Supplied records
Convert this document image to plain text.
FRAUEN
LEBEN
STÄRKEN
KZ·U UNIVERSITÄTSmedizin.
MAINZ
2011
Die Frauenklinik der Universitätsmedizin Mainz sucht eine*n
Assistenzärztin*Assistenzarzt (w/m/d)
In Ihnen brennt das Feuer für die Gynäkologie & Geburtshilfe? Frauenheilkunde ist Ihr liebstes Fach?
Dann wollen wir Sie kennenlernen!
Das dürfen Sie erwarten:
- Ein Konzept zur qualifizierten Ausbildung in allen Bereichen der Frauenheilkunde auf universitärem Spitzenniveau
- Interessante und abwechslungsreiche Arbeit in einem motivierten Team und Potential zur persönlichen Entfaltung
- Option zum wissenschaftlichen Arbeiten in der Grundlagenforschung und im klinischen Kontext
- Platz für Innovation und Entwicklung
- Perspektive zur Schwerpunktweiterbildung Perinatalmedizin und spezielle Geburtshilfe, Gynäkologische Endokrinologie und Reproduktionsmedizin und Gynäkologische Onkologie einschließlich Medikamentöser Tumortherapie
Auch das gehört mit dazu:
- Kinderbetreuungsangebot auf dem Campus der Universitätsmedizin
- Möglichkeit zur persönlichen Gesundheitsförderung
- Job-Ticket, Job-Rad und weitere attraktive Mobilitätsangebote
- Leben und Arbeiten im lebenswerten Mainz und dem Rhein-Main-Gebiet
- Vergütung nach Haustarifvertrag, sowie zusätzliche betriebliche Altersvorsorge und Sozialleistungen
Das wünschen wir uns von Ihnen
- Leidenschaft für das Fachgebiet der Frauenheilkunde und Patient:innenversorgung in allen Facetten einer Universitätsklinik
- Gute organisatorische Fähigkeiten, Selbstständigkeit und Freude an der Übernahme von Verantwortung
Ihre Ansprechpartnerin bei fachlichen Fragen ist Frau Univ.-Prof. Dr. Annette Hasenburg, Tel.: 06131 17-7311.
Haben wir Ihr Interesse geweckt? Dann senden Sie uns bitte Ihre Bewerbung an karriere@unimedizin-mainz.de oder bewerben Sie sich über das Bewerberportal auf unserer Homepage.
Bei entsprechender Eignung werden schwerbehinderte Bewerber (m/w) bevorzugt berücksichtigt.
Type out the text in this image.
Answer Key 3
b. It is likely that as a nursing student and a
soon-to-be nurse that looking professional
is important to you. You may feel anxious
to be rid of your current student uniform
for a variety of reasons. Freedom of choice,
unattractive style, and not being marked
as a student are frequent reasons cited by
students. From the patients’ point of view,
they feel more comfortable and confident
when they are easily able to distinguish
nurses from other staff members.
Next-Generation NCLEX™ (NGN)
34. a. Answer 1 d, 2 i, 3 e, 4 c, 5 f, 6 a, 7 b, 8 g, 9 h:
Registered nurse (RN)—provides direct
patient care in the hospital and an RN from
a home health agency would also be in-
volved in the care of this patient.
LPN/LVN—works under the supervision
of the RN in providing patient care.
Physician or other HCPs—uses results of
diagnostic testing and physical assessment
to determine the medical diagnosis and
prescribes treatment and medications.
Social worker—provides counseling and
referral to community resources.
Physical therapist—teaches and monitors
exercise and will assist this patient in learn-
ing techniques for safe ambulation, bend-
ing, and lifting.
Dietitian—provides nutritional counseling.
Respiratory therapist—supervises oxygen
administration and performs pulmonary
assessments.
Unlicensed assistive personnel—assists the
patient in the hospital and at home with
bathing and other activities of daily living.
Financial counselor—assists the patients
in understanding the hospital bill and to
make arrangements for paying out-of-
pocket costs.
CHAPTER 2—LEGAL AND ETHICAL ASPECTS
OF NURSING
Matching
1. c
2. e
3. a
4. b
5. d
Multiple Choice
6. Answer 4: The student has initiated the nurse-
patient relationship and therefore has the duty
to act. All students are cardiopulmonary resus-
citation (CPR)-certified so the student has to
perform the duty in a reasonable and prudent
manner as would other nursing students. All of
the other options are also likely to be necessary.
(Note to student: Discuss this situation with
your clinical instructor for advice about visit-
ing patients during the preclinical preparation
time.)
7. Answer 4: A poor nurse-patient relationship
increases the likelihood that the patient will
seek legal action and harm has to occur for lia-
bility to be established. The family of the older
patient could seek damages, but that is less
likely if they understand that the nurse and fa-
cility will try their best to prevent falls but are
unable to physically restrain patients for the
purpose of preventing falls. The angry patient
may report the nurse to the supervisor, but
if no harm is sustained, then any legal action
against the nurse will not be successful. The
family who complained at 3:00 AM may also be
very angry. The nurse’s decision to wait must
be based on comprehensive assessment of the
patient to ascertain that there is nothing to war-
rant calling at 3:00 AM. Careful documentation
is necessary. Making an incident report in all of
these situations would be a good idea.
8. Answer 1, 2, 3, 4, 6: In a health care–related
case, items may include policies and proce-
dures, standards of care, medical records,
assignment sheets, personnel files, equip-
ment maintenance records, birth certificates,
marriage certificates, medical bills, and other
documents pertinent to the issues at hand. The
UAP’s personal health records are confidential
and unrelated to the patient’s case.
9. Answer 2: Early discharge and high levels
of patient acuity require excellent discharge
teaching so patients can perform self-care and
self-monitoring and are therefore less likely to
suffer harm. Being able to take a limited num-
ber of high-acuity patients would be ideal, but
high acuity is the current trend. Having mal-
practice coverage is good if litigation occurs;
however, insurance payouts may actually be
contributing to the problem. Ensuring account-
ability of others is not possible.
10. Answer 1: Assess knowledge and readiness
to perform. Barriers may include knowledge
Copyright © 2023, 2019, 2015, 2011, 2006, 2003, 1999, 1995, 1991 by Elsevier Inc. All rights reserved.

Description of the task
Reproduce the material above, every line of it, exactly.

The answer
Convert this document image to plain text.
FRAUEN
LEBEN
STÄRKEN
KZ·U UNIVERSITÄTSmedizin.
MAINZ
2011
Die Frauenklinik der Universitätsmedizin Mainz sucht eine*n
Assistenzärztin*Assistenzarzt (w/m/d)
In Ihnen brennt das Feuer für die Gynäkologie & Geburtshilfe? Frauenheilkunde ist Ihr liebstes Fach?
Dann wollen wir Sie kennenlernen!
Das dürfen Sie erwarten:
- Ein Konzept zur qualifizierten Ausbildung in allen Bereichen der Frauenheilkunde auf universitärem Spitzenniveau
- Interessante und abwechslungsreiche Arbeit in einem motivierten Team und Potential zur persönlichen Entfaltung
- Option zum wissenschaftlichen Arbeiten in der Grundlagenforschung und im klinischen Kontext
- Platz für Innovation und Entwicklung
- Perspektive zur Schwerpunktweiterbildung Perinatalmedizin und spezielle Geburtshilfe, Gynäkologische Endokrinologie und Reproduktionsmedizin und Gynäkologische Onkologie einschließlich Medikamentöser Tumortherapie
Auch das gehört mit dazu:
- Kinderbetreuungsangebot auf dem Campus der Universitätsmedizin
- Möglichkeit zur persönlichen Gesundheitsförderung
- Job-Ticket, Job-Rad und weitere attraktive Mobilitätsangebote
- Leben und Arbeiten im lebenswerten Mainz und dem Rhein-Main-Gebiet
- Vergütung nach Haustarifvertrag, sowie zusätzliche betriebliche Altersvorsorge und Sozialleistungen
Das wünschen wir uns von Ihnen
- Leidenschaft für das Fachgebiet der Frauenheilkunde und Patient:innenversorgung in allen Facetten einer Universitätsklinik
- Gute organisatorische Fähigkeiten, Selbstständigkeit und Freude an der Übernahme von Verantwortung
Ihre Ansprechpartnerin bei fachlichen Fragen ist Frau Univ.-Prof. Dr. Annette Hasenburg, Tel.: 06131 17-7311.
Haben wir Ihr Interesse geweckt? Dann senden Sie uns bitte Ihre Bewerbung an karriere@unimedizin-mainz.de oder bewerben Sie sich über das Bewerberportal auf unserer Homepage.
Bei entsprechender Eignung werden schwerbehinderte Bewerber (m/w) bevorzugt berücksichtigt.
Type out the text in this image.
Answer Key 3
b. It is likely that as a nursing student and a
soon-to-be nurse that looking professional
is important to you. You may feel anxious
to be rid of your current student uniform
for a variety of reasons. Freedom of choice,
unattractive style, and not being marked
as a student are frequent reasons cited by
students. From the patients’ point of view,
they feel more comfortable and confident
when they are easily able to distinguish
nurses from other staff members.
Next-Generation NCLEX™ (NGN)
34. a. Answer 1 d, 2 i, 3 e, 4 c, 5 f, 6 a, 7 b, 8 g, 9 h:
Registered nurse (RN)—provides direct
patient care in the hospital and an RN from
a home health agency would also be in-
volved in the care of this patient.
LPN/LVN—works under the supervision
of the RN in providing patient care.
Physician or other HCPs—uses results of
diagnostic testing and physical assessment
to determine the medical diagnosis and
prescribes treatment and medications.
Social worker—provides counseling and
referral to community resources.
Physical therapist—teaches and monitors
exercise and will assist this patient in learn-
ing techniques for safe ambulation, bend-
ing, and lifting.
Dietitian—provides nutritional counseling.
Respiratory therapist—supervises oxygen
administration and performs pulmonary
assessments.
Unlicensed assistive personnel—assists the
patient in the hospital and at home with
bathing and other activities of daily living.
Financial counselor—assists the patients
in understanding the hospital bill and to
make arrangements for paying out-of-
pocket costs.
CHAPTER 2—LEGAL AND ETHICAL ASPECTS
OF NURSING
Matching
1. c
2. e
3. a
4. b
5. d
Multiple Choice
6. Answer 4: The student has initiated the nurse-
patient relationship and therefore has the duty
to act. All students are cardiopulmonary resus-
citation (CPR)-certified so the student has to
perform the duty in a reasonable and prudent
manner as would other nursing students. All of
the other options are also likely to be necessary.
(Note to student: Discuss this situation with
your clinical instructor for advice about visit-
ing patients during the preclinical preparation
time.)
7. Answer 4: A poor nurse-patient relationship
increases the likelihood that the patient will
seek legal action and harm has to occur for lia-
bility to be established. The family of the older
patient could seek damages, but that is less
likely if they understand that the nurse and fa-
cility will try their best to prevent falls but are
unable to physically restrain patients for the
purpose of preventing falls. The angry patient
may report the nurse to the supervisor, but
if no harm is sustained, then any legal action
against the nurse will not be successful. The
family who complained at 3:00 AM may also be
very angry. The nurse’s decision to wait must
be based on comprehensive assessment of the
patient to ascertain that there is nothing to war-
rant calling at 3:00 AM. Careful documentation
is necessary. Making an incident report in all of
these situations would be a good idea.
8. Answer 1, 2, 3, 4, 6: In a health care–related
case, items may include policies and proce-
dures, standards of care, medical records,
assignment sheets, personnel files, equip-
ment maintenance records, birth certificates,
marriage certificates, medical bills, and other
documents pertinent to the issues at hand. The
UAP’s personal health records are confidential
and unrelated to the patient’s case.
9. Answer 2: Early discharge and high levels
of patient acuity require excellent discharge
teaching so patients can perform self-care and
self-monitoring and are therefore less likely to
suffer harm. Being able to take a limited num-
ber of high-acuity patients would be ideal, but
high acuity is the current trend. Having mal-
practice coverage is good if litigation occurs;
however, insurance payouts may actually be
contributing to the problem. Ensuring account-
ability of others is not possible.
10. Answer 1: Assess knowledge and readiness
to perform. Barriers may include knowledge
Copyright © 2023, 2019, 2015, 2011, 2006, 2003, 1999, 1995, 1991 by Elsevier Inc. All rights reserved.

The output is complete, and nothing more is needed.